[Start of Items]

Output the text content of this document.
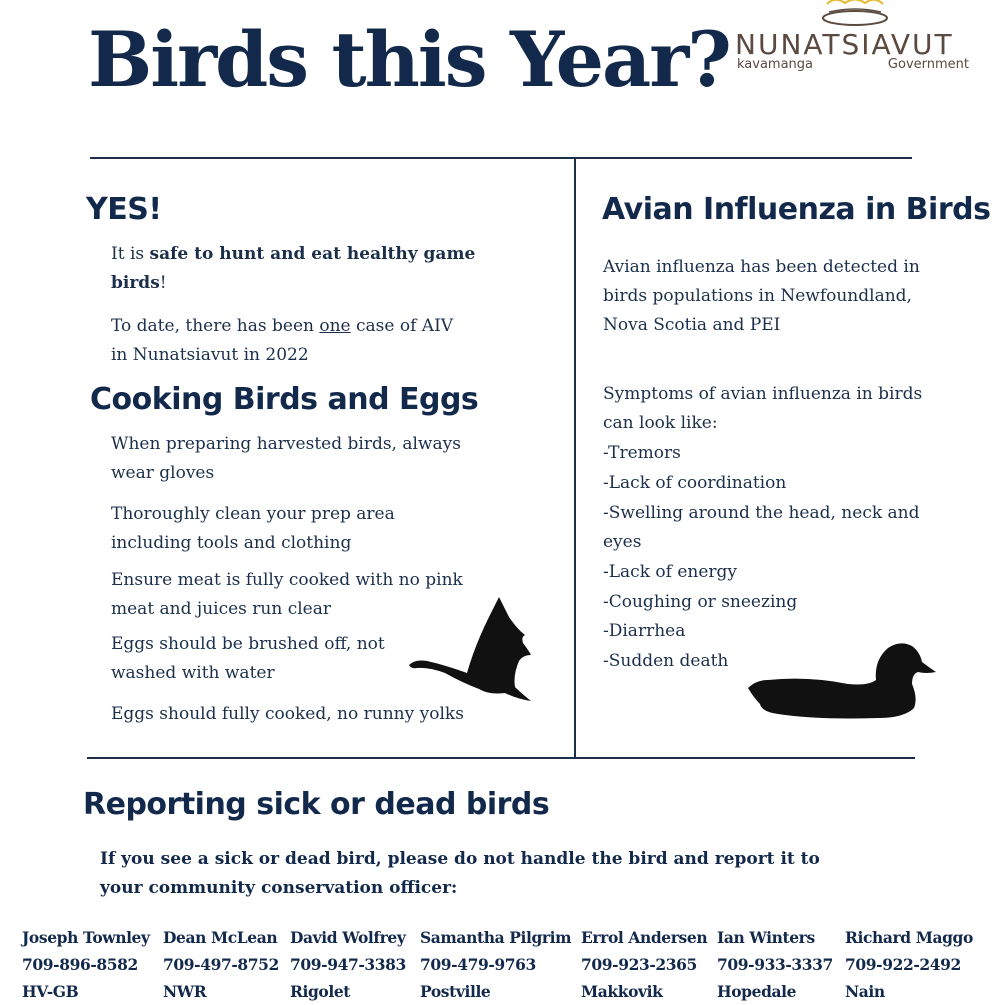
Birds this Year? NUNATSIAVUT
kavamanga	Government
YES!
It is safe to hunt and eat healthy game birds!
To date, there has been one case of AIV in Nunatsiavut in 2022
Cooking Birds and Eggs
When preparing harvested birds, always wear gloves
Thoroughly clean your prep area including tools and clothing
Ensure meat is fully cooked with no pink meat and juices run clear
Eggs should be brushed off, not washed with water
Eggs should fully cooked, no runny yolks
Avian Influenza in Birds
Avian influenza has been detected in birds populations in Newfoundland, Nova Scotia and PEI
Symptoms of avian influenza in birds can look like:
-Tremors
-Lack of coordination
-Swelling around the head, neck and eyes
-Lack of energy
-Coughing or sneezing
-Diarrhea
-Sudden death
Reporting sick or dead birds
If you see a sick or dead bird, please do not handle the bird and report it to your community conservation officer:
Joseph Townley
709-896-8582
HV-GB
Dean McLean
709-497-8752
NWR
David Wolfrey
709-947-3383
Rigolet
Samantha Pilgrim
709-479-9763
Postville
Errol Andersen
709-923-2365
Makkovik
Ian Winters
709-933-3337
Hopedale
Richard Maggo
709-922-2492
Nain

[End of Items]

All of the lines above should be printed exactly, minus the pictures.

▶ _Complete answer_:
Output the text content of this document.
Birds this Year? NUNATSIAVUT
kavamanga	Government
YES!
It is safe to hunt and eat healthy game birds!
To date, there has been one case of AIV in Nunatsiavut in 2022
Cooking Birds and Eggs
When preparing harvested birds, always wear gloves
Thoroughly clean your prep area including tools and clothing
Ensure meat is fully cooked with no pink meat and juices run clear
Eggs should be brushed off, not washed with water
Eggs should fully cooked, no runny yolks
Avian Influenza in Birds
Avian influenza has been detected in birds populations in Newfoundland, Nova Scotia and PEI
Symptoms of avian influenza in birds can look like:
-Tremors
-Lack of coordination
-Swelling around the head, neck and eyes
-Lack of energy
-Coughing or sneezing
-Diarrhea
-Sudden death
Reporting sick or dead birds
If you see a sick or dead bird, please do not handle the bird and report it to your community conservation officer:
Joseph Townley
709-896-8582
HV-GB
Dean McLean
709-497-8752
NWR
David Wolfrey
709-947-3383
Rigolet
Samantha Pilgrim
709-479-9763
Postville
Errol Andersen
709-923-2365
Makkovik
Ian Winters
709-933-3337
Hopedale
Richard Maggo
709-922-2492
Nain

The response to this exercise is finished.